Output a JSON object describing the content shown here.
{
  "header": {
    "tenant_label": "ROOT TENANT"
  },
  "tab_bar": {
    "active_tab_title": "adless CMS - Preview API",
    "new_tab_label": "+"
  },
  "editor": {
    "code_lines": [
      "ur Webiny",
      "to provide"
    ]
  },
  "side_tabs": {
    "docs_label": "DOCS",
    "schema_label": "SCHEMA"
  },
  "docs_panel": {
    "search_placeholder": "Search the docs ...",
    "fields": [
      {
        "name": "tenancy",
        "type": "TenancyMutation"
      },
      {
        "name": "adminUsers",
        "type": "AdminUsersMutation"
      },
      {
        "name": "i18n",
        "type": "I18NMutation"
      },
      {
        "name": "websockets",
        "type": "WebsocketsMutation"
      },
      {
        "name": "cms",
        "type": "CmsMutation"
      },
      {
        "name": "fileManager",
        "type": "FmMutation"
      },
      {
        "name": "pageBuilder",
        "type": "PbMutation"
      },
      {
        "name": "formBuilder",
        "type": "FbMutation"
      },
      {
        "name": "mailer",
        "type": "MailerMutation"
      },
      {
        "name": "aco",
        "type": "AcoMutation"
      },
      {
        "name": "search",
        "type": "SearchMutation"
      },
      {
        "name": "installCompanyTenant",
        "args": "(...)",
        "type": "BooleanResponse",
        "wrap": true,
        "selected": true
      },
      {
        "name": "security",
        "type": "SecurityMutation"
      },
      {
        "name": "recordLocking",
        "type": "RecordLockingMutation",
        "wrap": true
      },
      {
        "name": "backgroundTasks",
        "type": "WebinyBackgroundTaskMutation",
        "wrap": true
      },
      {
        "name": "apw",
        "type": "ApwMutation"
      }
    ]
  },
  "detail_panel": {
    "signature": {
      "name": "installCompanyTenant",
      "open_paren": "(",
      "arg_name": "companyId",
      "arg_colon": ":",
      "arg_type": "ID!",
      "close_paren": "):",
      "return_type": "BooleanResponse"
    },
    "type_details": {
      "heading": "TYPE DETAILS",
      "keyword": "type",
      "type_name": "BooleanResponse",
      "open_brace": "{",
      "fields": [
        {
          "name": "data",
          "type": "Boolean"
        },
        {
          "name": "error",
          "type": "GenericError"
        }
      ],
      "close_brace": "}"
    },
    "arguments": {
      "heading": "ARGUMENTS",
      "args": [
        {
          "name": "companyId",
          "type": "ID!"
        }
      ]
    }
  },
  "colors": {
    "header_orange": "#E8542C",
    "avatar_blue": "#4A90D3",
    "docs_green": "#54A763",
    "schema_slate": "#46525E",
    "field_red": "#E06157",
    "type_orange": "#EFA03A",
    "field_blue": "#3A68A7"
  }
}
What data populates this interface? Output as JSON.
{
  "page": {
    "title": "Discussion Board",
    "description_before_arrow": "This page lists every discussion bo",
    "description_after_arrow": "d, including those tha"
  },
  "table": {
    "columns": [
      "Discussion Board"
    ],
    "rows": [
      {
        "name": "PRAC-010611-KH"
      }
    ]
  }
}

======

WHAT NEEDS TO BE DONE:
Extract every line from the one containing "What data populates" to the end of the entries, including both of those lines, exactly as given and with nothing added.

SOLUTION BELOW:
What data populates this interface? Output as JSON.
{
  "page": {
    "title": "Discussion Board",
    "description_before_arrow": "This page lists every discussion bo",
    "description_after_arrow": "d, including those tha"
  },
  "table": {
    "columns": [
      "Discussion Board"
    ],
    "rows": [
      {
        "name": "PRAC-010611-KH"
      }
    ]
  }
}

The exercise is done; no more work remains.